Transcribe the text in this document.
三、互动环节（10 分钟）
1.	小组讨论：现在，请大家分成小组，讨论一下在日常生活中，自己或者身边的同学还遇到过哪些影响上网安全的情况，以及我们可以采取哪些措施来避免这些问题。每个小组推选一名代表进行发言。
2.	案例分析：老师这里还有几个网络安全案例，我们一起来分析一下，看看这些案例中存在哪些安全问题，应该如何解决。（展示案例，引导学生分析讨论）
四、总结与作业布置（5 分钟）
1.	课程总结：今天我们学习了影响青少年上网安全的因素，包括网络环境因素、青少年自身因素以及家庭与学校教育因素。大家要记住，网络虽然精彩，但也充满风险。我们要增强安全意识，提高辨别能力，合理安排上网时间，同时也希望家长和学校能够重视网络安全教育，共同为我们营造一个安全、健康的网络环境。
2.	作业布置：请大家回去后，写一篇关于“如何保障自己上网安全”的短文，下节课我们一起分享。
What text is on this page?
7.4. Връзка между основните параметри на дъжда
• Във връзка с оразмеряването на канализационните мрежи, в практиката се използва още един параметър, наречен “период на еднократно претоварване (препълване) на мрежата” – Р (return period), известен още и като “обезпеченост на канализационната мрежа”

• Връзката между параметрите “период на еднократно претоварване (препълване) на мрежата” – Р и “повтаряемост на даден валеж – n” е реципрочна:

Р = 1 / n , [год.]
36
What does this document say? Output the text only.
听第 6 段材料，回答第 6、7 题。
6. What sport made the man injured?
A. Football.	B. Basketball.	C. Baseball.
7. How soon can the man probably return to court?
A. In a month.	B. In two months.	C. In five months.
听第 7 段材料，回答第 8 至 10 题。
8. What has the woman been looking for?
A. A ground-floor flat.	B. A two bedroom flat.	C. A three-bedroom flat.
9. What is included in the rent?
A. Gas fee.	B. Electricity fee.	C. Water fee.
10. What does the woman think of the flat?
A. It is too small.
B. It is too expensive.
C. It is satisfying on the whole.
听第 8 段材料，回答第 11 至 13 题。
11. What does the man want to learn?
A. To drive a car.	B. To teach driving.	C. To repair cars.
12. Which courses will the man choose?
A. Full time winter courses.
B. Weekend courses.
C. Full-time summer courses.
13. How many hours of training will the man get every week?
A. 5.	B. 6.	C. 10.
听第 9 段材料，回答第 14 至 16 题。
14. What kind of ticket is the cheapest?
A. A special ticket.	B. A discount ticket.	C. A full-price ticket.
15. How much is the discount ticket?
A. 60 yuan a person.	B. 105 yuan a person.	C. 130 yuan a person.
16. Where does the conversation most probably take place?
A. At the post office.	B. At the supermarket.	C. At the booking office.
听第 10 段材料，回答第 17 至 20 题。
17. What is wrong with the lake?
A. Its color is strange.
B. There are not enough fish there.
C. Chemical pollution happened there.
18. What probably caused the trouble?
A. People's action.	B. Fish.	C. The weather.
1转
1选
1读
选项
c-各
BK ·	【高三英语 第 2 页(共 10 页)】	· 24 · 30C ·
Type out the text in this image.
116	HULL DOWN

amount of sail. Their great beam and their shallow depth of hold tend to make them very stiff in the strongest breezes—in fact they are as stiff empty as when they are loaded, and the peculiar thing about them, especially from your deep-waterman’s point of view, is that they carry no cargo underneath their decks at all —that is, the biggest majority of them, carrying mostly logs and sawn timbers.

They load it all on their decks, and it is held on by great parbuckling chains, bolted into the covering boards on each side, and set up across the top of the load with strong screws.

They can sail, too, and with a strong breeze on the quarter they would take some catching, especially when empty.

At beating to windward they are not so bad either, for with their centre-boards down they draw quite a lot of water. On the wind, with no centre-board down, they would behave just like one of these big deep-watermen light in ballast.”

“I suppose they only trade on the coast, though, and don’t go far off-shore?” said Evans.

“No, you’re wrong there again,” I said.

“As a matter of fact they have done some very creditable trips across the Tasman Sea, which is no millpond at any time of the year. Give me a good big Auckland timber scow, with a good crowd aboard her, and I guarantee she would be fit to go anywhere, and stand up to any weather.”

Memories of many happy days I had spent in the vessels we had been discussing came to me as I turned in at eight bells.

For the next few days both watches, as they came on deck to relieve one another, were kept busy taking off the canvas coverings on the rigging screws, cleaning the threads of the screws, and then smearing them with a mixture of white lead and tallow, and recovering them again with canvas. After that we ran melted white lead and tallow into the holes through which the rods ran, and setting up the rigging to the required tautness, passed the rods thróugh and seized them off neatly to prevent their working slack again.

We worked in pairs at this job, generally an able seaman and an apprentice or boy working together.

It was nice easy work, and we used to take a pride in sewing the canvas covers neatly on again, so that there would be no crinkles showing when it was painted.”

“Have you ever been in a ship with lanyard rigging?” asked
---*---
For each line of the listing that holds the word "empty", show that line.

amount of sail. Their great beam and their shallow depth of hold tend to make them very stiff in the strongest breezes—in fact they are as stiff empty as when they are loaded, and the peculiar thing about them, especially from your deep-waterman’s point of view, is that they carry no cargo underneath their decks at all —that is, the biggest majority of them, carrying mostly logs and sawn timbers.
They can sail, too, and with a strong breeze on the quarter they would take some catching, especially when empty.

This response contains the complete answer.